TASK BRIEF - In the listing below, locate the lines that hold "ABBEY" and copy them.

··· SUPPLIED RECORDS

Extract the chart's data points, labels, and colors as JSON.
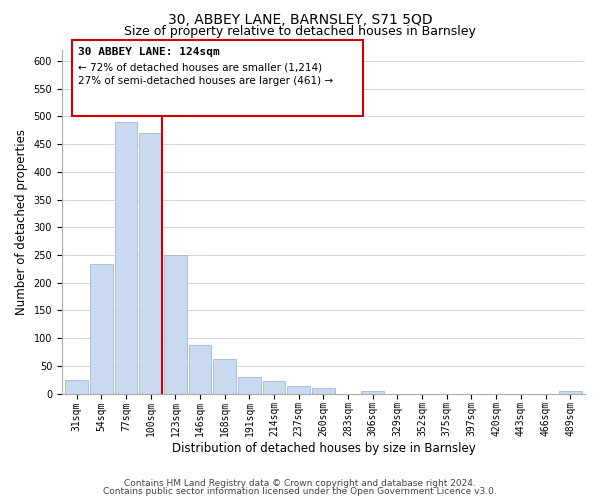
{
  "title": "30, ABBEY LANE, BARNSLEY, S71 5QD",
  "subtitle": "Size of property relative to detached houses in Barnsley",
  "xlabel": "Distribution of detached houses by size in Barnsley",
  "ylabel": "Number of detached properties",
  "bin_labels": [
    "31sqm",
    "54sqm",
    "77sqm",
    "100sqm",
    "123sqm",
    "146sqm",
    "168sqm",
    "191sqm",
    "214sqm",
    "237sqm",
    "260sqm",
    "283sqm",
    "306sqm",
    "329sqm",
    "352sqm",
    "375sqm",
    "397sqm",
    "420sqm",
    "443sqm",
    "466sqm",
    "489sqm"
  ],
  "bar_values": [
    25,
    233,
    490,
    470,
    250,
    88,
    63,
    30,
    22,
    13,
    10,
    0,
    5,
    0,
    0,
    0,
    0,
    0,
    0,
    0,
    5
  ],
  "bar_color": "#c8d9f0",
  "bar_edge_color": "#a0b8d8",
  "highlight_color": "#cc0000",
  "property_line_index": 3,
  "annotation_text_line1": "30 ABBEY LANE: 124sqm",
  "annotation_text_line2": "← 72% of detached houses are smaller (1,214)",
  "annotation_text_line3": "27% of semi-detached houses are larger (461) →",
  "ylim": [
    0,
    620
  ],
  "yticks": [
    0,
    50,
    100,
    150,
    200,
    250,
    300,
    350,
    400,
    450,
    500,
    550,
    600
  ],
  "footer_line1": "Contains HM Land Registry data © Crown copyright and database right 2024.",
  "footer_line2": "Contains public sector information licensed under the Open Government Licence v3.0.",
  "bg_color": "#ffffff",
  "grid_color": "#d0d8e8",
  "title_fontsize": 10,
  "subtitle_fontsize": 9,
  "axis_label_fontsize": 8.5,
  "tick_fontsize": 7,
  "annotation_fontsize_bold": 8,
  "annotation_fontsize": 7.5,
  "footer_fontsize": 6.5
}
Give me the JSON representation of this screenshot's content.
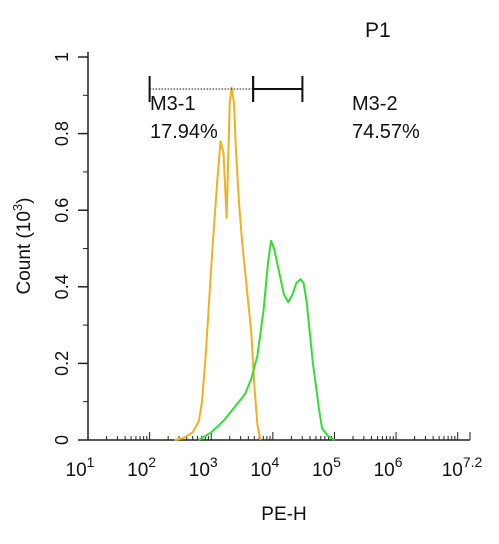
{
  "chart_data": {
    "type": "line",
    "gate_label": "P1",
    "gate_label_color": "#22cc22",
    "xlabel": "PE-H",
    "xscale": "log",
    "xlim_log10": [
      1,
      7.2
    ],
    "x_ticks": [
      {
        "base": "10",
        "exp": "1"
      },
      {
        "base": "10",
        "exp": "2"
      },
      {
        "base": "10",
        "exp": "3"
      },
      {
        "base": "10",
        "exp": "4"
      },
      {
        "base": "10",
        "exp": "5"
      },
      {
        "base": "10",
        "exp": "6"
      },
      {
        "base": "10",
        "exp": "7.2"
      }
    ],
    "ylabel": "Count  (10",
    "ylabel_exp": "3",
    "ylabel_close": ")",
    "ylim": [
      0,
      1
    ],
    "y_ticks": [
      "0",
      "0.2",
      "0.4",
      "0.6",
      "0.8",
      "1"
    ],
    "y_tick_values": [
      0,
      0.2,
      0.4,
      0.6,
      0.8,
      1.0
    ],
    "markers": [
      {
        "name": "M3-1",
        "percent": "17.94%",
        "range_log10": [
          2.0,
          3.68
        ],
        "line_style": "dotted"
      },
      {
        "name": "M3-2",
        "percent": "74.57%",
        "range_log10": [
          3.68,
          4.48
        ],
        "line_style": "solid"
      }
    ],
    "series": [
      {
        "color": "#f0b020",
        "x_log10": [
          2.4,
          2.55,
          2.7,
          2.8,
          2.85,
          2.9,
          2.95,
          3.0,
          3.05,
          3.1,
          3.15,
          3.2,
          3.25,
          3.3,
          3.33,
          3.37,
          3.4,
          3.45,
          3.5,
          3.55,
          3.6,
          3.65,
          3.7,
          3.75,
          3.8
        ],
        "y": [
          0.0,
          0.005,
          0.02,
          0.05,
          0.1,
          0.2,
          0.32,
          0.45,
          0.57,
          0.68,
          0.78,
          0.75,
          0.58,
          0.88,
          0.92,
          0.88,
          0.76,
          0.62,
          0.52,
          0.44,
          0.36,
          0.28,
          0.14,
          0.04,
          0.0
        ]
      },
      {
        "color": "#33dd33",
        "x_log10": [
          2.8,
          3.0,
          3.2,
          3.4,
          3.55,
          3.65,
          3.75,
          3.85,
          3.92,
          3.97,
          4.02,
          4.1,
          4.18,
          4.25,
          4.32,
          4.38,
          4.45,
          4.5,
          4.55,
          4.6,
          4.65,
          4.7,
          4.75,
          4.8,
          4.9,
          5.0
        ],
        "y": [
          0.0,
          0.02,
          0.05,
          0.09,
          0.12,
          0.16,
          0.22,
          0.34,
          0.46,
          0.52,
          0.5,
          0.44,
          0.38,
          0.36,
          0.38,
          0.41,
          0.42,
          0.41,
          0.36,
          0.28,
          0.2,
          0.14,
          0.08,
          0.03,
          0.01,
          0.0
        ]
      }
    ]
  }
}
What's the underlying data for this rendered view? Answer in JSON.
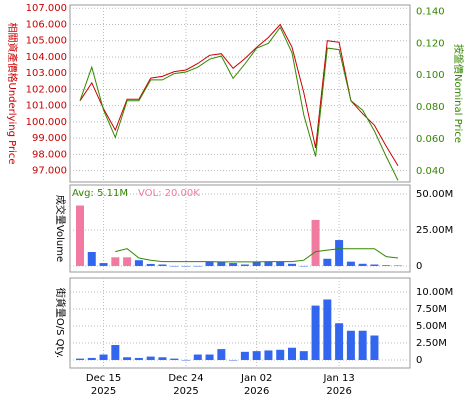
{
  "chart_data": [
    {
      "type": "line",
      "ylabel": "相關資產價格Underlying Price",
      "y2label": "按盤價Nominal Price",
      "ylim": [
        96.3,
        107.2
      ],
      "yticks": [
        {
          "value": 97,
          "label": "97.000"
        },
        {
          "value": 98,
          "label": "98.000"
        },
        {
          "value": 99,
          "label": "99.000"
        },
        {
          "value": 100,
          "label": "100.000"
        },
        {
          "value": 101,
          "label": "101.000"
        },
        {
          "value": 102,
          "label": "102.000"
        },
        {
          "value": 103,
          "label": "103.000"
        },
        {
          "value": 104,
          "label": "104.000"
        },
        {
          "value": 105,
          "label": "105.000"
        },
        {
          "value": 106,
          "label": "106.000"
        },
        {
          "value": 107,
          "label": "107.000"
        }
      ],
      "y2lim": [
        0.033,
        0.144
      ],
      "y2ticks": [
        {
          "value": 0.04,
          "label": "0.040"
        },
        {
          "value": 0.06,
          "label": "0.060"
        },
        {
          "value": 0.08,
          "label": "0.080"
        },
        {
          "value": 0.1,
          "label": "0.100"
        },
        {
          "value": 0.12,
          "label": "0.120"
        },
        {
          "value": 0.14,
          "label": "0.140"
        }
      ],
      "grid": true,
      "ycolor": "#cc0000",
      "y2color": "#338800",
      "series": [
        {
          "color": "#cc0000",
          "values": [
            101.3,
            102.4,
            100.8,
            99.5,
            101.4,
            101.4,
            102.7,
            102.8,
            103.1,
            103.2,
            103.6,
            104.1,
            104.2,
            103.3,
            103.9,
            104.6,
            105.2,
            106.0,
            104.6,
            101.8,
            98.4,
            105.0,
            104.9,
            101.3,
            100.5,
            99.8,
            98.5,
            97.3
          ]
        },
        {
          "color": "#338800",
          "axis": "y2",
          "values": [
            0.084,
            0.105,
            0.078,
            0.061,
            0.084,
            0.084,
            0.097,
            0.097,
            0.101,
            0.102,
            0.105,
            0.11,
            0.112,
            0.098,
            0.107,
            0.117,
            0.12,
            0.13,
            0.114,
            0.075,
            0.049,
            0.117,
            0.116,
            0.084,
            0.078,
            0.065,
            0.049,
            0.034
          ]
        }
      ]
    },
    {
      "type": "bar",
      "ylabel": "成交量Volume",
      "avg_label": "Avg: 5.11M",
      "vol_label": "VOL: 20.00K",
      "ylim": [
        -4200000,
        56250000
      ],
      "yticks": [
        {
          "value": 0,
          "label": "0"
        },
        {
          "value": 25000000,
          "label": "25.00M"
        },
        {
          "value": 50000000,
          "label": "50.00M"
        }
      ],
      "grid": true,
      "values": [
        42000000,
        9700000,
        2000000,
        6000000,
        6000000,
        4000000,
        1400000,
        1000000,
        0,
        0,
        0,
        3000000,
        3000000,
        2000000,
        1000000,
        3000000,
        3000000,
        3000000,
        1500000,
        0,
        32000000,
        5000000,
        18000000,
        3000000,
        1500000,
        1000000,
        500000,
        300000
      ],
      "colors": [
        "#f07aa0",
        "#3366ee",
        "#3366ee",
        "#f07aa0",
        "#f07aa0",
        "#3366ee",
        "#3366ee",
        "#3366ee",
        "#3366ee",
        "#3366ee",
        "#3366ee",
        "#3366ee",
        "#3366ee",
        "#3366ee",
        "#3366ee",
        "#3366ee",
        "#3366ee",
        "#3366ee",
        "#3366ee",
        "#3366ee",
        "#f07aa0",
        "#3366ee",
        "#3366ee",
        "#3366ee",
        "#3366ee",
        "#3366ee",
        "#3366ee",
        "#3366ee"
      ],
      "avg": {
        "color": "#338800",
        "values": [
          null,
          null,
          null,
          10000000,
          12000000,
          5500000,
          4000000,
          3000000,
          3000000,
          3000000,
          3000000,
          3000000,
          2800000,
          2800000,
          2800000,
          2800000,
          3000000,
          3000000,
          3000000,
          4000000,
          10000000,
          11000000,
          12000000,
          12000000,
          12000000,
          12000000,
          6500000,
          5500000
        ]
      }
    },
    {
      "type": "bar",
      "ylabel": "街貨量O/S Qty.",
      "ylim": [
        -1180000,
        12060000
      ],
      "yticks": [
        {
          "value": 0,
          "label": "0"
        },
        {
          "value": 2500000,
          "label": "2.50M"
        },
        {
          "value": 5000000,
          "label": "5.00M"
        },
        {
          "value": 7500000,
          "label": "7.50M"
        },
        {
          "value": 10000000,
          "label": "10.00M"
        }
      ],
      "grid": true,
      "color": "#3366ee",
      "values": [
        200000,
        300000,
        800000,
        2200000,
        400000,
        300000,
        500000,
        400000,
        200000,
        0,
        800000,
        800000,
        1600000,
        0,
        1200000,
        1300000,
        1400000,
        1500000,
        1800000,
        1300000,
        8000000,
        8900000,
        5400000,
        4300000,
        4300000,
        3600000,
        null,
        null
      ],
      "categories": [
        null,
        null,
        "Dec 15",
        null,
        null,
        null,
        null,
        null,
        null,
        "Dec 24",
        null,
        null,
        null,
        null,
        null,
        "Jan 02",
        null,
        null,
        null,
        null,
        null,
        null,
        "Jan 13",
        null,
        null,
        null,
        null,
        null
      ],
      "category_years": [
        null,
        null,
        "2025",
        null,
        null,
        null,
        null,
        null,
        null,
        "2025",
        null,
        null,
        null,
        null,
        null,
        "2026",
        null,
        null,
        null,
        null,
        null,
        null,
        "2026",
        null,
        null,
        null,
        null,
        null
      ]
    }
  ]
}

······

FULL ANSWER -
  "title": "30, ABBEY LANE, BARNSLEY, S71 5QD",
  "annotation_text_line1": "30 ABBEY LANE: 124sqm",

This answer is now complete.